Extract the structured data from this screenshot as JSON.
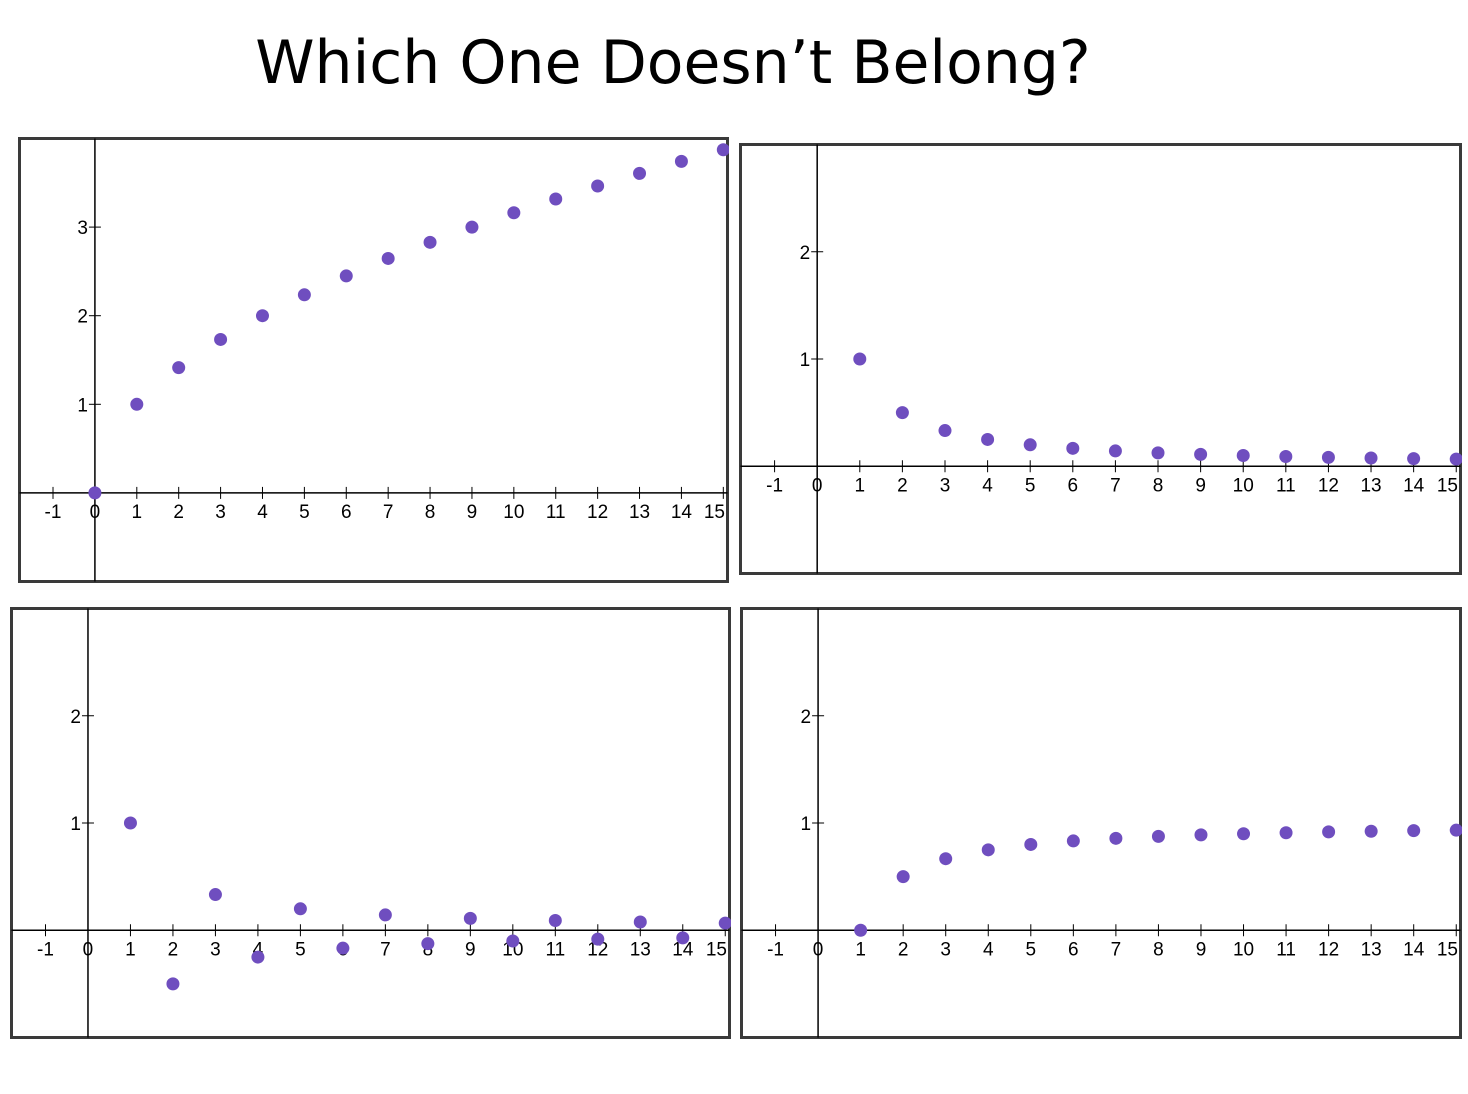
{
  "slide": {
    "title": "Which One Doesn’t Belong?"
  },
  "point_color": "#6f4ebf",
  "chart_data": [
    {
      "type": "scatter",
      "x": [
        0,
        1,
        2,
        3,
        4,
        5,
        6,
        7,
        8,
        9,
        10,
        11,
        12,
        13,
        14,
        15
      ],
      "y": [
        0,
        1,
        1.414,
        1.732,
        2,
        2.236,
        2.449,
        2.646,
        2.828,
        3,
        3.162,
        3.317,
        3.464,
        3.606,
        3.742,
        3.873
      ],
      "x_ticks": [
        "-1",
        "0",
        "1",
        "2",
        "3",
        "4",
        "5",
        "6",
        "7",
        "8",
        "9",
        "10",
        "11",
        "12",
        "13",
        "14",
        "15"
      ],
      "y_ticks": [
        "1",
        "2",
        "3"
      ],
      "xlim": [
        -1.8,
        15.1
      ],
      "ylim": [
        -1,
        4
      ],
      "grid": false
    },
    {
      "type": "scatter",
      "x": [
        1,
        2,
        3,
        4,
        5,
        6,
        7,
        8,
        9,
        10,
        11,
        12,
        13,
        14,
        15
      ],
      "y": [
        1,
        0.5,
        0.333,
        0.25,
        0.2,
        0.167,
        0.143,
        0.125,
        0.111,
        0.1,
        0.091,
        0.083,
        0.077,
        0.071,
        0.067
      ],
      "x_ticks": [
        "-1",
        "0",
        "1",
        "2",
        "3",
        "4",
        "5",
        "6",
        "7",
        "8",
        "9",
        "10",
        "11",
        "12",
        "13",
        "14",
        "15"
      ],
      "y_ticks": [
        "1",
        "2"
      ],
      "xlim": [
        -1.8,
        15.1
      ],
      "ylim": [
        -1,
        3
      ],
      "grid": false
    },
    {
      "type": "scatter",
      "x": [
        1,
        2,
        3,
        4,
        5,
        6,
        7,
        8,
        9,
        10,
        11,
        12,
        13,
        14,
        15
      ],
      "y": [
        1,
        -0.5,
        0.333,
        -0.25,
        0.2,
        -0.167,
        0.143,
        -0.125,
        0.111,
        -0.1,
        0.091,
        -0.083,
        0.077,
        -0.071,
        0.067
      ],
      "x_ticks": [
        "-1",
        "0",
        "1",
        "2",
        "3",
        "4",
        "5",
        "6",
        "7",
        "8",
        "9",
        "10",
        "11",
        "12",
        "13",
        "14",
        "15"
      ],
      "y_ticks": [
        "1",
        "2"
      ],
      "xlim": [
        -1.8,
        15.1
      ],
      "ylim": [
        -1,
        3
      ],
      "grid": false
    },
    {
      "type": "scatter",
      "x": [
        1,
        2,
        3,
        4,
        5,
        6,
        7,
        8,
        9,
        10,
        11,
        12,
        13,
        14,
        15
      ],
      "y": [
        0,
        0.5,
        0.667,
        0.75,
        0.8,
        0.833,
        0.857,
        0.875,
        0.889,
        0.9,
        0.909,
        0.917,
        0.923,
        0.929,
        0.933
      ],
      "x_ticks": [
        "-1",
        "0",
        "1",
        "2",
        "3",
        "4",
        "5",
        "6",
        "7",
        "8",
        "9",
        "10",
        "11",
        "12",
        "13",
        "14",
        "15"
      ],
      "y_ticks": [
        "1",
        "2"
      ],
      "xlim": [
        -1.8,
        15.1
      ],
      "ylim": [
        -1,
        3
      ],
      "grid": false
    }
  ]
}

▶ _What needs to be done_:
The records shown above are to be repeated exactly, with the pictures left out.

▶ _Written answer_:
Extract the structured data from this screenshot as JSON.
{
  "slide": {
    "title": "Which One Doesn’t Belong?"
  },
  "point_color": "#6f4ebf",
  "chart_data": [
    {
      "type": "scatter",
      "x": [
        0,
        1,
        2,
        3,
        4,
        5,
        6,
        7,
        8,
        9,
        10,
        11,
        12,
        13,
        14,
        15
      ],
      "y": [
        0,
        1,
        1.414,
        1.732,
        2,
        2.236,
        2.449,
        2.646,
        2.828,
        3,
        3.162,
        3.317,
        3.464,
        3.606,
        3.742,
        3.873
      ],
      "x_ticks": [
        "-1",
        "0",
        "1",
        "2",
        "3",
        "4",
        "5",
        "6",
        "7",
        "8",
        "9",
        "10",
        "11",
        "12",
        "13",
        "14",
        "15"
      ],
      "y_ticks": [
        "1",
        "2",
        "3"
      ],
      "xlim": [
        -1.8,
        15.1
      ],
      "ylim": [
        -1,
        4
      ],
      "grid": false
    },
    {
      "type": "scatter",
      "x": [
        1,
        2,
        3,
        4,
        5,
        6,
        7,
        8,
        9,
        10,
        11,
        12,
        13,
        14,
        15
      ],
      "y": [
        1,
        0.5,
        0.333,
        0.25,
        0.2,
        0.167,
        0.143,
        0.125,
        0.111,
        0.1,
        0.091,
        0.083,
        0.077,
        0.071,
        0.067
      ],
      "x_ticks": [
        "-1",
        "0",
        "1",
        "2",
        "3",
        "4",
        "5",
        "6",
        "7",
        "8",
        "9",
        "10",
        "11",
        "12",
        "13",
        "14",
        "15"
      ],
      "y_ticks": [
        "1",
        "2"
      ],
      "xlim": [
        -1.8,
        15.1
      ],
      "ylim": [
        -1,
        3
      ],
      "grid": false
    },
    {
      "type": "scatter",
      "x": [
        1,
        2,
        3,
        4,
        5,
        6,
        7,
        8,
        9,
        10,
        11,
        12,
        13,
        14,
        15
      ],
      "y": [
        1,
        -0.5,
        0.333,
        -0.25,
        0.2,
        -0.167,
        0.143,
        -0.125,
        0.111,
        -0.1,
        0.091,
        -0.083,
        0.077,
        -0.071,
        0.067
      ],
      "x_ticks": [
        "-1",
        "0",
        "1",
        "2",
        "3",
        "4",
        "5",
        "6",
        "7",
        "8",
        "9",
        "10",
        "11",
        "12",
        "13",
        "14",
        "15"
      ],
      "y_ticks": [
        "1",
        "2"
      ],
      "xlim": [
        -1.8,
        15.1
      ],
      "ylim": [
        -1,
        3
      ],
      "grid": false
    },
    {
      "type": "scatter",
      "x": [
        1,
        2,
        3,
        4,
        5,
        6,
        7,
        8,
        9,
        10,
        11,
        12,
        13,
        14,
        15
      ],
      "y": [
        0,
        0.5,
        0.667,
        0.75,
        0.8,
        0.833,
        0.857,
        0.875,
        0.889,
        0.9,
        0.909,
        0.917,
        0.923,
        0.929,
        0.933
      ],
      "x_ticks": [
        "-1",
        "0",
        "1",
        "2",
        "3",
        "4",
        "5",
        "6",
        "7",
        "8",
        "9",
        "10",
        "11",
        "12",
        "13",
        "14",
        "15"
      ],
      "y_ticks": [
        "1",
        "2"
      ],
      "xlim": [
        -1.8,
        15.1
      ],
      "ylim": [
        -1,
        3
      ],
      "grid": false
    }
  ]
}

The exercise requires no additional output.